- **Problem requirements**: Copy exactly. Include the line containing "What's the underlying", every line after it, and the last line below, but no pictures.

(App and web page records)
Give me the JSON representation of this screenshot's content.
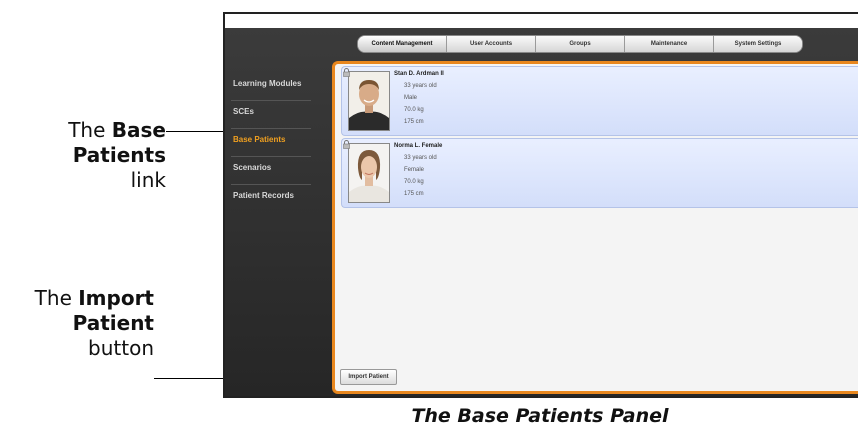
{
  "callouts": {
    "base_patients": {
      "prefix": "The ",
      "bold1": "Base",
      "bold2": "Patients",
      "suffix": "link"
    },
    "import_patient": {
      "prefix": "The ",
      "bold1": "Import",
      "bold2": "Patient",
      "suffix": "button"
    }
  },
  "caption": "The Base Patients Panel",
  "app": {
    "tabs": [
      "Content Management",
      "User Accounts",
      "Groups",
      "Maintenance",
      "System Settings"
    ],
    "active_tab": "Content Management",
    "sidebar": [
      "Learning Modules",
      "SCEs",
      "Base Patients",
      "Scenarios",
      "Patient Records"
    ],
    "active_sidebar": "Base Patients",
    "patients": [
      {
        "name": "Stan D. Ardman II",
        "age": "33 years old",
        "sex": "Male",
        "weight": "70.0 kg",
        "height": "175 cm",
        "avatar": "male-patient-icon"
      },
      {
        "name": "Norma L. Female",
        "age": "33 years old",
        "sex": "Female",
        "weight": "70.0 kg",
        "height": "175 cm",
        "avatar": "female-patient-icon"
      }
    ],
    "import_button": "Import Patient"
  },
  "colors": {
    "accent": "#e8871e",
    "active_sidebar": "#f0a020",
    "card_bg": "#dde6fd"
  }
}
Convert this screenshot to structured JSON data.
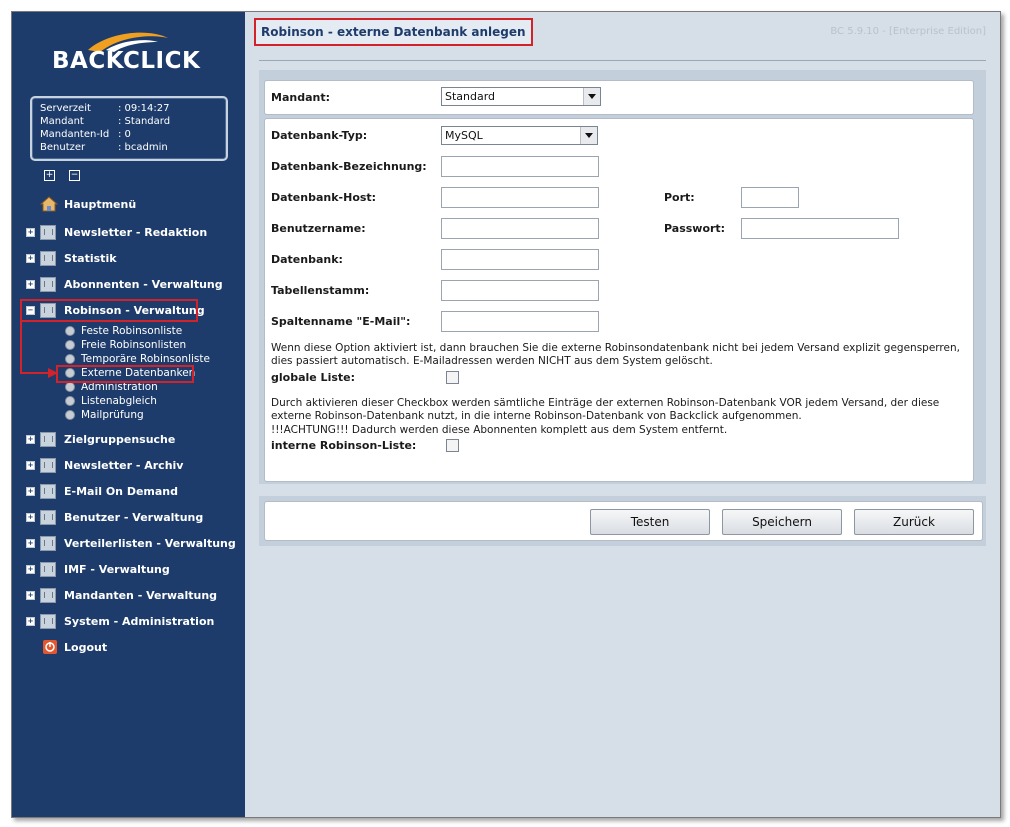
{
  "sidebar": {
    "logo": "BACKCLICK",
    "info": [
      {
        "label": "Serverzeit",
        "value": ": 09:14:27"
      },
      {
        "label": "Mandant",
        "value": ": Standard"
      },
      {
        "label": "Mandanten-Id",
        "value": ": 0"
      },
      {
        "label": "Benutzer",
        "value": ": bcadmin"
      }
    ],
    "expand_all": "+",
    "collapse_all": "−",
    "menu": [
      {
        "label": "Hauptmenü"
      },
      {
        "label": "Newsletter - Redaktion"
      },
      {
        "label": "Statistik"
      },
      {
        "label": "Abonnenten - Verwaltung"
      },
      {
        "label": "Robinson - Verwaltung"
      },
      {
        "label": "Zielgruppensuche"
      },
      {
        "label": "Newsletter - Archiv"
      },
      {
        "label": "E-Mail On Demand"
      },
      {
        "label": "Benutzer - Verwaltung"
      },
      {
        "label": "Verteilerlisten - Verwaltung"
      },
      {
        "label": "IMF - Verwaltung"
      },
      {
        "label": "Mandanten - Verwaltung"
      },
      {
        "label": "System - Administration"
      },
      {
        "label": "Logout"
      }
    ],
    "robinson_sub": [
      "Feste Robinsonliste",
      "Freie Robinsonlisten",
      "Temporäre Robinsonliste",
      "Externe Datenbanken",
      "Administration",
      "Listenabgleich",
      "Mailprüfung"
    ]
  },
  "main": {
    "title": "Robinson - externe Datenbank anlegen",
    "version": "BC 5.9.10 - [Enterprise Edition]",
    "mandant": {
      "label": "Mandant:",
      "value": "Standard"
    },
    "form": {
      "db_type": {
        "label": "Datenbank-Typ:",
        "value": "MySQL"
      },
      "db_name": {
        "label": "Datenbank-Bezeichnung:",
        "value": ""
      },
      "db_host": {
        "label": "Datenbank-Host:",
        "value": ""
      },
      "port": {
        "label": "Port:",
        "value": ""
      },
      "username": {
        "label": "Benutzername:",
        "value": ""
      },
      "password": {
        "label": "Passwort:",
        "value": ""
      },
      "database": {
        "label": "Datenbank:",
        "value": ""
      },
      "table_stem": {
        "label": "Tabellenstamm:",
        "value": ""
      },
      "email_col": {
        "label": "Spaltenname \"E-Mail\":",
        "value": ""
      },
      "global_note": "Wenn diese Option aktiviert ist, dann brauchen Sie die externe Robinsondatenbank nicht bei jedem Versand explizit gegensperren, dies passiert automatisch. E-Mailadressen werden NICHT aus dem System gelöscht.",
      "global_label": "globale Liste:",
      "internal_note_1": "Durch aktivieren dieser Checkbox werden sämtliche Einträge der externen Robinson-Datenbank VOR jedem Versand, der diese externe Robinson-Datenbank nutzt, in die interne Robinson-Datenbank von Backclick aufgenommen.",
      "internal_note_2": "!!!ACHTUNG!!! Dadurch werden diese Abonnenten komplett aus dem System entfernt.",
      "internal_label": "interne Robinson-Liste:"
    },
    "buttons": {
      "test": "Testen",
      "save": "Speichern",
      "back": "Zurück"
    }
  }
}
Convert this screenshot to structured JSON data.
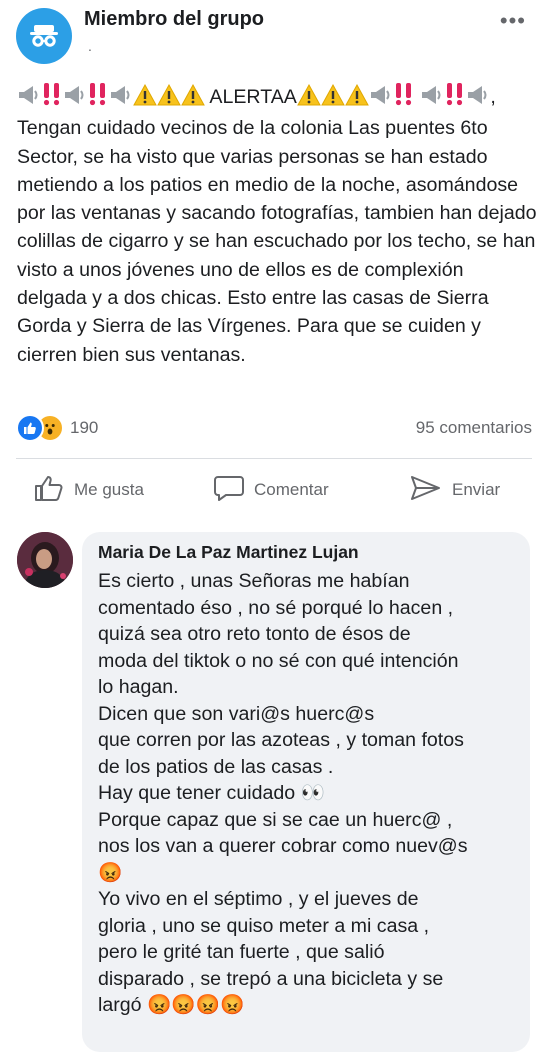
{
  "post": {
    "author": "Miembro del grupo",
    "subtitle": ".",
    "more_label": "•••",
    "alert_word": "ALERTAA",
    "body": ", Tengan cuidado vecinos de la colonia Las puentes 6to Sector, se ha visto que varias personas se han estado metiendo a los patios en medio de la noche, asomándose por las ventanas y sacando fotografías, tambien han dejado colillas de cigarro y se han escuchado por los techo, se han visto a unos jóvenes uno de ellos es de complexión delgada y a dos chicas. Esto entre las casas de Sierra Gorda y Sierra de las Vírgenes. Para que se cuiden y cierren bien sus ventanas.",
    "emoji_sequence": [
      "loudspeaker",
      "double-exclamation",
      "loudspeaker",
      "double-exclamation",
      "loudspeaker",
      "warning",
      "warning",
      "warning"
    ]
  },
  "stats": {
    "reaction_count": "190",
    "comments": "95 comentarios"
  },
  "actions": {
    "like": "Me gusta",
    "comment": "Comentar",
    "share": "Enviar"
  },
  "comment": {
    "name": "Maria De La Paz Martinez Lujan",
    "lines": [
      "Es cierto , unas Señoras me habían",
      "comentado éso , no sé porqué lo hacen ,",
      "quizá sea otro reto tonto de ésos de",
      "moda del tiktok o no sé con qué intención",
      "lo hagan.",
      "Dicen que son vari@s huerc@s",
      "que corren por las azoteas , y toman fotos",
      "de los patios de las casas .",
      "Hay que tener cuidado 👀",
      "Porque capaz que si se cae un huerc@ ,",
      "nos los van a querer cobrar como nuev@s",
      "😡",
      "Yo vivo en el séptimo , y el jueves de",
      "gloria , uno se quiso meter a mi casa ,",
      "pero le grité tan fuerte , que salió",
      "disparado , se trepó a una bicicleta y se",
      "largó 😡😡😡😡"
    ]
  },
  "icons": {
    "group_avatar": "anonymous-member-icon",
    "reactions": [
      "like-reaction-icon",
      "wow-reaction-icon"
    ],
    "like": "thumb-up-icon",
    "comment": "comment-bubble-icon",
    "share": "send-arrow-icon"
  },
  "colors": {
    "accent": "#1877f2",
    "muted": "#65676b",
    "bubble": "#f0f2f5",
    "avatar": "#2c9fe6",
    "alert_red": "#e0245e",
    "warning_yellow": "#f7c21c"
  }
}
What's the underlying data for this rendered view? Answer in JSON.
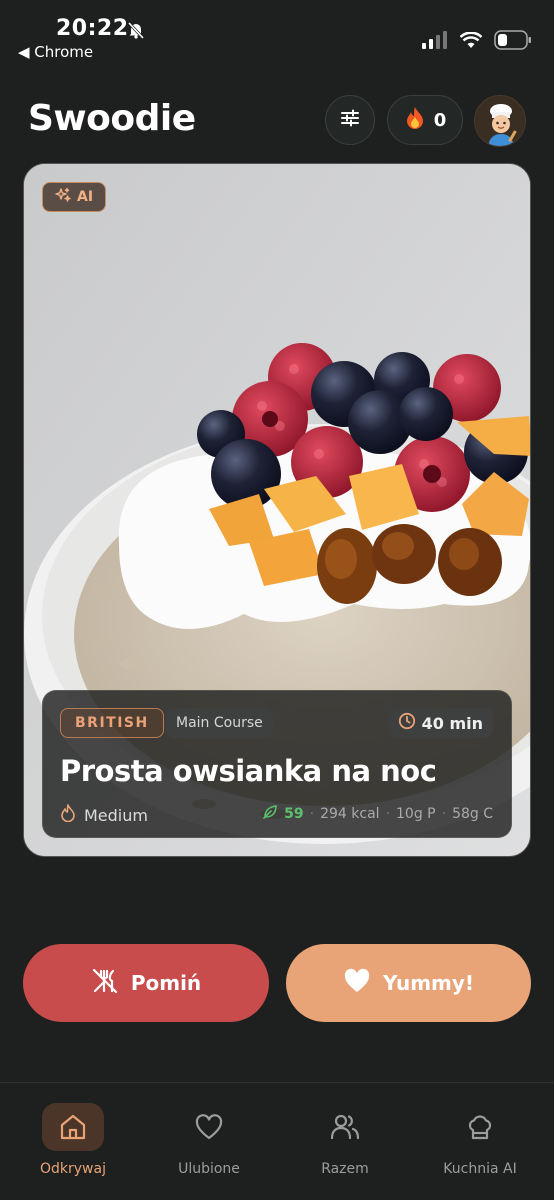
{
  "status_bar": {
    "time": "20:22",
    "back_app": "◀ Chrome"
  },
  "header": {
    "app_title": "Swoodie",
    "streak_icon": "fire-icon",
    "streak_count": "0"
  },
  "card": {
    "ai_badge": "AI",
    "cuisine": "BRITISH",
    "course": "Main Course",
    "time": "40 min",
    "recipe_title": "Prosta owsianka na noc",
    "difficulty": "Medium",
    "health_score": "59",
    "calories": "294 kcal",
    "protein": "10g P",
    "carbs": "58g C",
    "watermark": "swoodie"
  },
  "actions": {
    "skip_label": "Pomiń",
    "yummy_label": "Yummy!"
  },
  "tabs": [
    {
      "label": "Odkrywaj",
      "icon": "home-icon",
      "active": true
    },
    {
      "label": "Ulubione",
      "icon": "heart-icon",
      "active": false
    },
    {
      "label": "Razem",
      "icon": "users-icon",
      "active": false
    },
    {
      "label": "Kuchnia AI",
      "icon": "chef-hat-icon",
      "active": false
    }
  ],
  "colors": {
    "background": "#1d201f",
    "accent": "#e8a377",
    "skip": "#c94c4c",
    "score_green": "#5cc070"
  }
}
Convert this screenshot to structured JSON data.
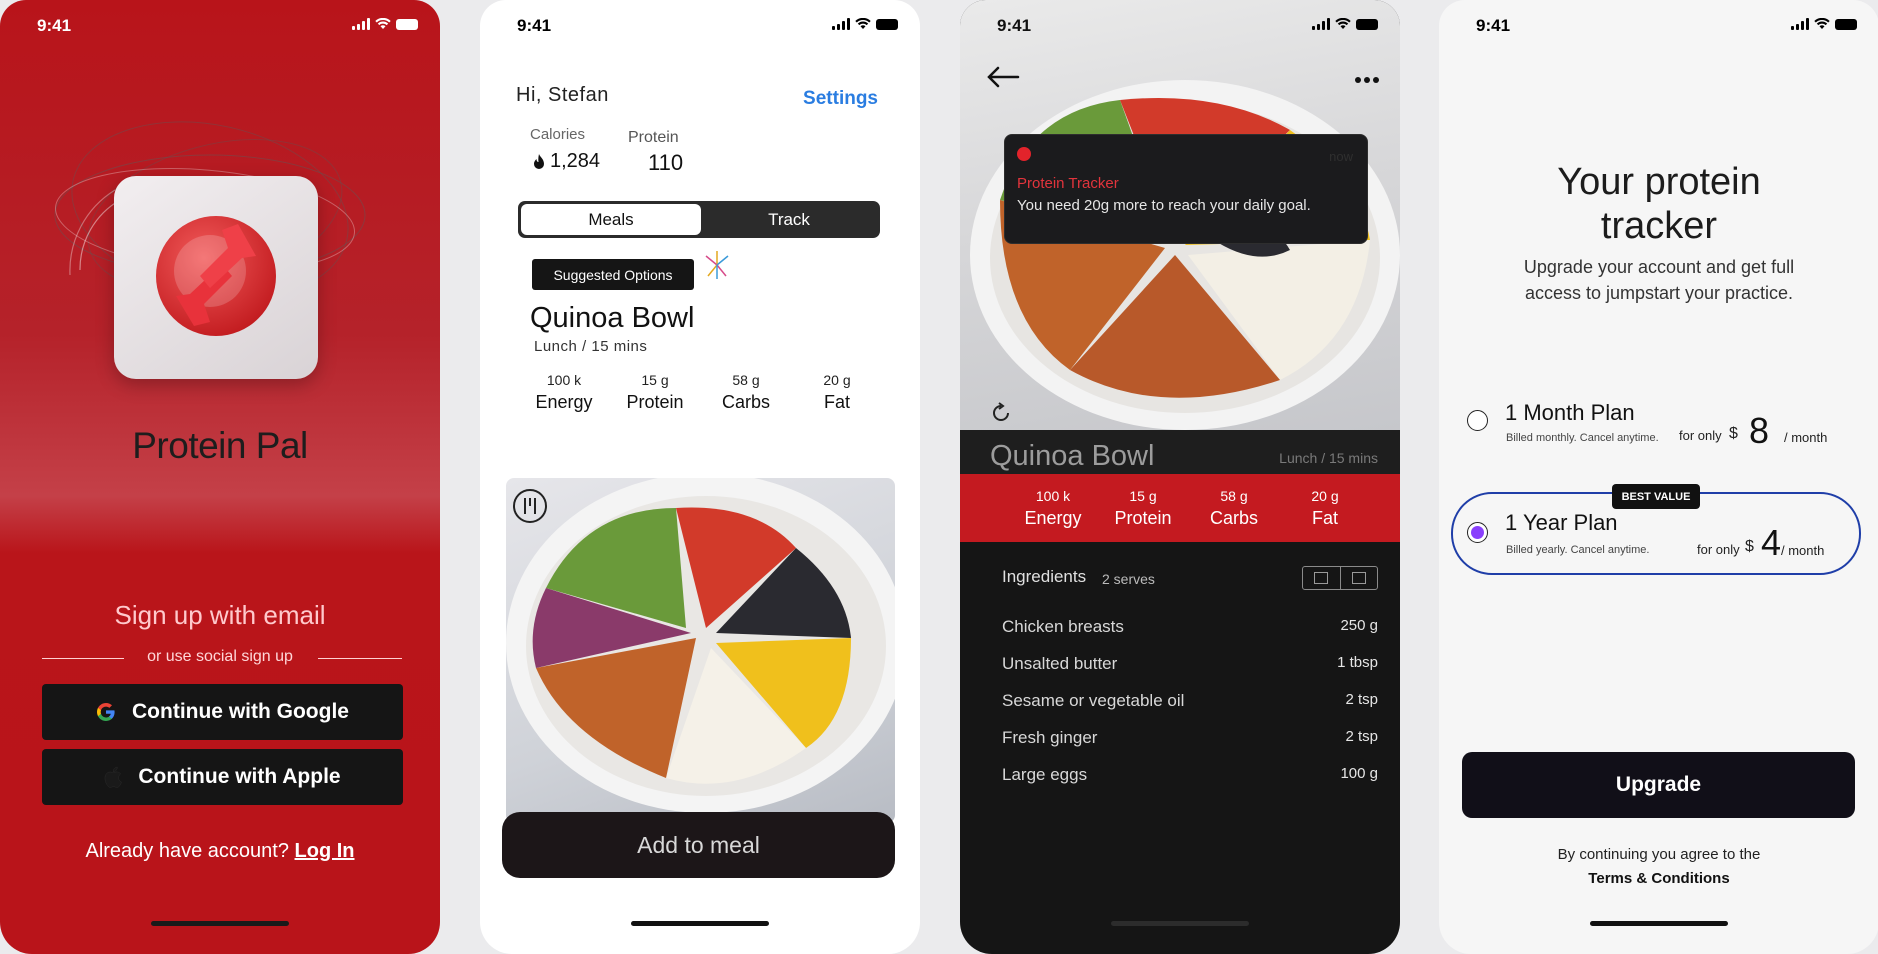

- **Reply to the exercise**:
What's the underlying data for this rendered view? Answer in JSON.
{
  "status_bar": {
    "time": "20:22",
    "back_app": "◀ Chrome"
  },
  "header": {
    "app_title": "Swoodie",
    "streak_icon": "fire-icon",
    "streak_count": "0"
  },
  "card": {
    "ai_badge": "AI",
    "cuisine": "BRITISH",
    "course": "Main Course",
    "time": "40 min",
    "recipe_title": "Prosta owsianka na noc",
    "difficulty": "Medium",
    "health_score": "59",
    "calories": "294 kcal",
    "protein": "10g P",
    "carbs": "58g C",
    "watermark": "swoodie"
  },
  "actions": {
    "skip_label": "Pomiń",
    "yummy_label": "Yummy!"
  },
  "tabs": [
    {
      "label": "Odkrywaj",
      "icon": "home-icon",
      "active": true
    },
    {
      "label": "Ulubione",
      "icon": "heart-icon",
      "active": false
    },
    {
      "label": "Razem",
      "icon": "users-icon",
      "active": false
    },
    {
      "label": "Kuchnia AI",
      "icon": "chef-hat-icon",
      "active": false
    }
  ],
  "colors": {
    "background": "#1d201f",
    "accent": "#e8a377",
    "skip": "#c94c4c",
    "score_green": "#5cc070"
  }
}
Convert this screenshot to structured JSON data.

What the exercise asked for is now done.